Write out the material exactly, leaving every picture behind.

## Given records
++++++++++

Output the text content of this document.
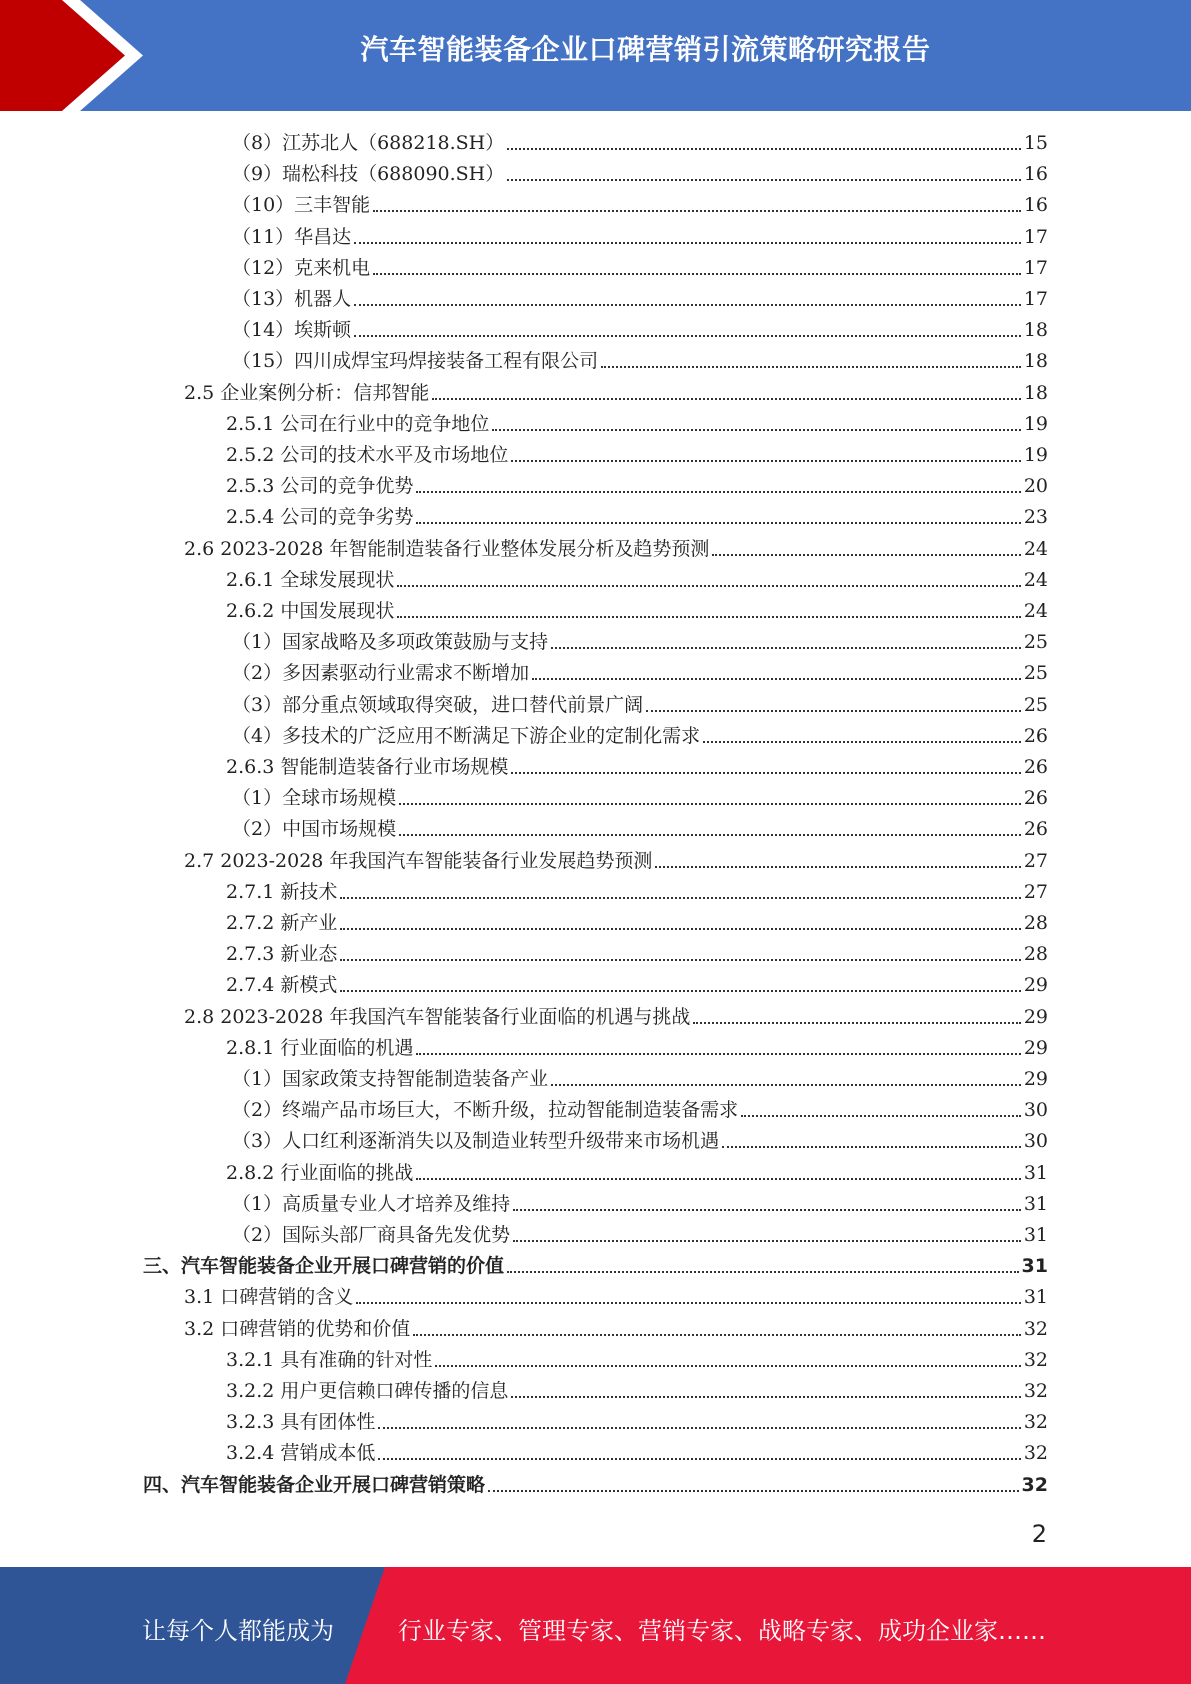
汽车智能装备企业口碑营销引流策略研究报告
（8）江苏北人（688218.SH）	15
（9）瑞松科技（688090.SH）	16
（10）三丰智能	16
（11）华昌达	17
（12）克来机电	17
（13）机器人	17
（14）埃斯顿	18
（15）四川成焊宝玛焊接装备工程有限公司	18
2.5 企业案例分析：信邦智能	18
2.5.1 公司在行业中的竞争地位	19
2.5.2 公司的技术水平及市场地位	19
2.5.3 公司的竞争优势	20
2.5.4 公司的竞争劣势	23
2.6 2023-2028 年智能制造装备行业整体发展分析及趋势预测	24
2.6.1 全球发展现状	24
2.6.2 中国发展现状	24
（1）国家战略及多项政策鼓励与支持	25
（2）多因素驱动行业需求不断增加	25
（3）部分重点领域取得突破，进口替代前景广阔	25
（4）多技术的广泛应用不断满足下游企业的定制化需求	26
2.6.3 智能制造装备行业市场规模	26
（1）全球市场规模	26
（2）中国市场规模	26
2.7 2023-2028 年我国汽车智能装备行业发展趋势预测	27
2.7.1 新技术	27
2.7.2 新产业	28
2.7.3 新业态	28
2.7.4 新模式	29
2.8 2023-2028 年我国汽车智能装备行业面临的机遇与挑战	29
2.8.1 行业面临的机遇	29
（1）国家政策支持智能制造装备产业	29
（2）终端产品市场巨大，不断升级，拉动智能制造装备需求	30
（3）人口红利逐渐消失以及制造业转型升级带来市场机遇	30
2.8.2 行业面临的挑战	31
（1）高质量专业人才培养及维持	31
（2）国际头部厂商具备先发优势	31
三、汽车智能装备企业开展口碑营销的价值	31
3.1 口碑营销的含义	31
3.2 口碑营销的优势和价值	32
3.2.1 具有准确的针对性	32
3.2.2 用户更信赖口碑传播的信息	32
3.2.3 具有团体性	32
3.2.4 营销成本低	32
四、汽车智能装备企业开展口碑营销策略	32
2
让每个人都能成为	行业专家、管理专家、营销专家、战略专家、成功企业家……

++++++++++

## Exercise output
Output the text content of this document.
汽车智能装备企业口碑营销引流策略研究报告
（8）江苏北人（688218.SH）	15
（9）瑞松科技（688090.SH）	16
（10）三丰智能	16
（11）华昌达	17
（12）克来机电	17
（13）机器人	17
（14）埃斯顿	18
（15）四川成焊宝玛焊接装备工程有限公司	18
2.5 企业案例分析：信邦智能	18
2.5.1 公司在行业中的竞争地位	19
2.5.2 公司的技术水平及市场地位	19
2.5.3 公司的竞争优势	20
2.5.4 公司的竞争劣势	23
2.6 2023-2028 年智能制造装备行业整体发展分析及趋势预测	24
2.6.1 全球发展现状	24
2.6.2 中国发展现状	24
（1）国家战略及多项政策鼓励与支持	25
（2）多因素驱动行业需求不断增加	25
（3）部分重点领域取得突破，进口替代前景广阔	25
（4）多技术的广泛应用不断满足下游企业的定制化需求	26
2.6.3 智能制造装备行业市场规模	26
（1）全球市场规模	26
（2）中国市场规模	26
2.7 2023-2028 年我国汽车智能装备行业发展趋势预测	27
2.7.1 新技术	27
2.7.2 新产业	28
2.7.3 新业态	28
2.7.4 新模式	29
2.8 2023-2028 年我国汽车智能装备行业面临的机遇与挑战	29
2.8.1 行业面临的机遇	29
（1）国家政策支持智能制造装备产业	29
（2）终端产品市场巨大，不断升级，拉动智能制造装备需求	30
（3）人口红利逐渐消失以及制造业转型升级带来市场机遇	30
2.8.2 行业面临的挑战	31
（1）高质量专业人才培养及维持	31
（2）国际头部厂商具备先发优势	31
三、汽车智能装备企业开展口碑营销的价值	31
3.1 口碑营销的含义	31
3.2 口碑营销的优势和价值	32
3.2.1 具有准确的针对性	32
3.2.2 用户更信赖口碑传播的信息	32
3.2.3 具有团体性	32
3.2.4 营销成本低	32
四、汽车智能装备企业开展口碑营销策略	32
2
让每个人都能成为	行业专家、管理专家、营销专家、战略专家、成功企业家……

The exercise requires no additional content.